▸ **RECORDS FOR PROCESSING**

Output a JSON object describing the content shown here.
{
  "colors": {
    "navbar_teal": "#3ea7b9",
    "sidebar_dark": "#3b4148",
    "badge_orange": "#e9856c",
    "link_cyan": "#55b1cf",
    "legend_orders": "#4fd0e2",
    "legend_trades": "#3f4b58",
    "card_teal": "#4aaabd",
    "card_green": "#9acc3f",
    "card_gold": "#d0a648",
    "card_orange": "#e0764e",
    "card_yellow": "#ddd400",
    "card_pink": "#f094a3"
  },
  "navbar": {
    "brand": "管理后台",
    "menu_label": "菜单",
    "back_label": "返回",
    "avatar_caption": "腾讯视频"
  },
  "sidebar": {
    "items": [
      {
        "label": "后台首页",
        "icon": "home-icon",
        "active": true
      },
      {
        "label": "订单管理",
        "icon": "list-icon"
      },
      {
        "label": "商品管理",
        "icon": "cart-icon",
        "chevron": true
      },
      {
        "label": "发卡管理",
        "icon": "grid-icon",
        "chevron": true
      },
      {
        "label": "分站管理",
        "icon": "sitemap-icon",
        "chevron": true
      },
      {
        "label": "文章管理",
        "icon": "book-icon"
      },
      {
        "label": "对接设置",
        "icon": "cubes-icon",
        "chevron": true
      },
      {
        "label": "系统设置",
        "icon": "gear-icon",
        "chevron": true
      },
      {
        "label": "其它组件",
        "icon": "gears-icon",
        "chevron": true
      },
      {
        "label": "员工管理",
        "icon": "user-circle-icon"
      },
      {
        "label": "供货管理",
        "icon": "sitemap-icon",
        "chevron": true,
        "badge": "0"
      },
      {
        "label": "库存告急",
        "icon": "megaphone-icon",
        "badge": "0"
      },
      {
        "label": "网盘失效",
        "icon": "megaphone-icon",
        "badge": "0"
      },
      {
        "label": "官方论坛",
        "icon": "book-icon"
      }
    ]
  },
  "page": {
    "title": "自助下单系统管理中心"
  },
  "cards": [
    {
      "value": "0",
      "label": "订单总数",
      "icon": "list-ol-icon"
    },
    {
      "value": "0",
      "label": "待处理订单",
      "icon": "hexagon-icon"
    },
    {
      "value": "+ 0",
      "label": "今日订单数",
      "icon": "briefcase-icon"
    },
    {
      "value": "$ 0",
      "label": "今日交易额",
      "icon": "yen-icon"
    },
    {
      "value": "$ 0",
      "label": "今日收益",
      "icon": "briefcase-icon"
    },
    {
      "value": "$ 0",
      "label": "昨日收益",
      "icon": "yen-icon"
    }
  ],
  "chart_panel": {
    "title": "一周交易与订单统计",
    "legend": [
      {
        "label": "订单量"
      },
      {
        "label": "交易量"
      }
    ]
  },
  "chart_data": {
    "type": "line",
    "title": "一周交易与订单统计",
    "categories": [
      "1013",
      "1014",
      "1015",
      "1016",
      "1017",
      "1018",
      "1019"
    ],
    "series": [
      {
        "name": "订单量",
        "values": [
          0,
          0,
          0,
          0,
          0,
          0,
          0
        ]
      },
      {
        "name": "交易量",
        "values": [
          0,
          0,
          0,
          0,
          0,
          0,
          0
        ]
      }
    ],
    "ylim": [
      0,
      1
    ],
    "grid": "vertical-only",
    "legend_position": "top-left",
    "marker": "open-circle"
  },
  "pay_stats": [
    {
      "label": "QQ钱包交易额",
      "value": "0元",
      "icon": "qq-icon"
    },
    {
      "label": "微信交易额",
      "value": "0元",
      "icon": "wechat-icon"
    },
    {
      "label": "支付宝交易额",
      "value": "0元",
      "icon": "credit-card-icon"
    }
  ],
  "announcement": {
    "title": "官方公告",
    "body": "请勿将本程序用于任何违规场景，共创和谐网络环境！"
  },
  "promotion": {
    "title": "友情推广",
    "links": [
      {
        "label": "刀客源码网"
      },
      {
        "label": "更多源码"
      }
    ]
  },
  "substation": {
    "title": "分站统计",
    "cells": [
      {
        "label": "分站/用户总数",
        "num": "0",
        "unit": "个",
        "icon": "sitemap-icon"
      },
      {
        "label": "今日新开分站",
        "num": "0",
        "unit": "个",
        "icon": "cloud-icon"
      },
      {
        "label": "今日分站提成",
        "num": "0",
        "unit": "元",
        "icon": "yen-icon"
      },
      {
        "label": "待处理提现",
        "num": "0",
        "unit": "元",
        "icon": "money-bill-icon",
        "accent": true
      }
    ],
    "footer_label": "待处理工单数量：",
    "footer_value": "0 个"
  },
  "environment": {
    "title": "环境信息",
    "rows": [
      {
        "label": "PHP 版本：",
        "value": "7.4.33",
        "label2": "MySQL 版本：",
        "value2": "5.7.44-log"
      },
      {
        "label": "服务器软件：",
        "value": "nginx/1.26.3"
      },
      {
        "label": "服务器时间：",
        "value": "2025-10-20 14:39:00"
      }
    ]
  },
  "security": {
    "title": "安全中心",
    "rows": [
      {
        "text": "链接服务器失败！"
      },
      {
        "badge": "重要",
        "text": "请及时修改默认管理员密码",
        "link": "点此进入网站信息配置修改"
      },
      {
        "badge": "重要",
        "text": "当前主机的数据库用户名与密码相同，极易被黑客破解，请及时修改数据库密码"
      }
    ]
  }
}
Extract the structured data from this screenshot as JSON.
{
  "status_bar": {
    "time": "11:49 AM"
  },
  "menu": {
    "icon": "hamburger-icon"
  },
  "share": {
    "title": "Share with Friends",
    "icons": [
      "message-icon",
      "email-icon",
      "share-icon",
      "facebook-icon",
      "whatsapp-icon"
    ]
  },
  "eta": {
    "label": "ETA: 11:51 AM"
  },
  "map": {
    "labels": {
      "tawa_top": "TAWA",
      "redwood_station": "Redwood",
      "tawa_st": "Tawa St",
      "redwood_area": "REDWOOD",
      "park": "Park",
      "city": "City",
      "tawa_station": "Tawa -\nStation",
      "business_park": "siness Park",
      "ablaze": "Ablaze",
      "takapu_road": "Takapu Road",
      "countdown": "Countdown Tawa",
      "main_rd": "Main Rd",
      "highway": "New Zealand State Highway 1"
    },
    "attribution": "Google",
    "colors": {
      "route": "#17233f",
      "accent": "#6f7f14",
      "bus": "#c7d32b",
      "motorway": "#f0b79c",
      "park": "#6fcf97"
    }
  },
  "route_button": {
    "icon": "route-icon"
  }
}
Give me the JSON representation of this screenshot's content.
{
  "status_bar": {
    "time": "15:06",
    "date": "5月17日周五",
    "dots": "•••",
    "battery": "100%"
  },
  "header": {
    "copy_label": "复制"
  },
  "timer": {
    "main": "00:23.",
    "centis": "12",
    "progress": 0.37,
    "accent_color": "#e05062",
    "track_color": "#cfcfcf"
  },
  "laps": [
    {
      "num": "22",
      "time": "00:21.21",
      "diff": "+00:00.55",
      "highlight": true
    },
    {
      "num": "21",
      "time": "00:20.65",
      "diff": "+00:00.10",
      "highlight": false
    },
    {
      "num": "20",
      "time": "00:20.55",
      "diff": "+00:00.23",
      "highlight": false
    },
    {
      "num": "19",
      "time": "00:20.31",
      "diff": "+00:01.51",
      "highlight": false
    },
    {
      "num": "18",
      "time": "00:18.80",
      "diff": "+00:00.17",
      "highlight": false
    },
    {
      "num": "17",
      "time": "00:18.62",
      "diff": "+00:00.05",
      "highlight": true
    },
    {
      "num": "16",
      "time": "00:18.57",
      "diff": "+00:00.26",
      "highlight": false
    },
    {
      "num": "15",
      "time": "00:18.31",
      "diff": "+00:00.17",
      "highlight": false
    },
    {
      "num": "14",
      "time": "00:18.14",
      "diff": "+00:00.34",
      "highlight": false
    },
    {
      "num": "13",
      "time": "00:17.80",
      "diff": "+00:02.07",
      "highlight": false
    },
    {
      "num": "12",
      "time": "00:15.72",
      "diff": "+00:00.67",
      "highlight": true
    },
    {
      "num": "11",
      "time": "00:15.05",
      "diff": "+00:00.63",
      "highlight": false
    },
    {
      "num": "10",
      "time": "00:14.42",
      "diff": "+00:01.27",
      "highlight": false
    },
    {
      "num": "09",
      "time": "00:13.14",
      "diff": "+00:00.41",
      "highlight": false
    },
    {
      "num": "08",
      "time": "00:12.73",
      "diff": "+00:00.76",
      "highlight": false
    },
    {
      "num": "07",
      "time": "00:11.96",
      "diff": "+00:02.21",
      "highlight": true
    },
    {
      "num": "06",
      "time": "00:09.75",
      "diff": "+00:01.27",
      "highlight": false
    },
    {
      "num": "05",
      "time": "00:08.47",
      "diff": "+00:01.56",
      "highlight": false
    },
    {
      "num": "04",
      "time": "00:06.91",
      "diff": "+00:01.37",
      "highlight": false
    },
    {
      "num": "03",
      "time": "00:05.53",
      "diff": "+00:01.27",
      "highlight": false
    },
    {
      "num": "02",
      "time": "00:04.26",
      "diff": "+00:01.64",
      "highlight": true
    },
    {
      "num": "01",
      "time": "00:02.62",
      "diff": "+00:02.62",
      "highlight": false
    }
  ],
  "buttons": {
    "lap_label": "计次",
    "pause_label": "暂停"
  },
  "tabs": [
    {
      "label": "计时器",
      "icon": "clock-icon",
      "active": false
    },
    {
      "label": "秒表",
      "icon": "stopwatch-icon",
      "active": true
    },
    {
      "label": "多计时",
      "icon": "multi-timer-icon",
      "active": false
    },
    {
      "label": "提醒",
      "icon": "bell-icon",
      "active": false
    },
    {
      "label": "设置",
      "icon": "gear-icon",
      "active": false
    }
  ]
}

▸ **YOUR TASK**
Collect the lines that hold "this".

▸ **COMPLETE OUTPUT**
Extract the structured data from this screenshot as JSON.
Give me the JSON representation of this screenshot's content.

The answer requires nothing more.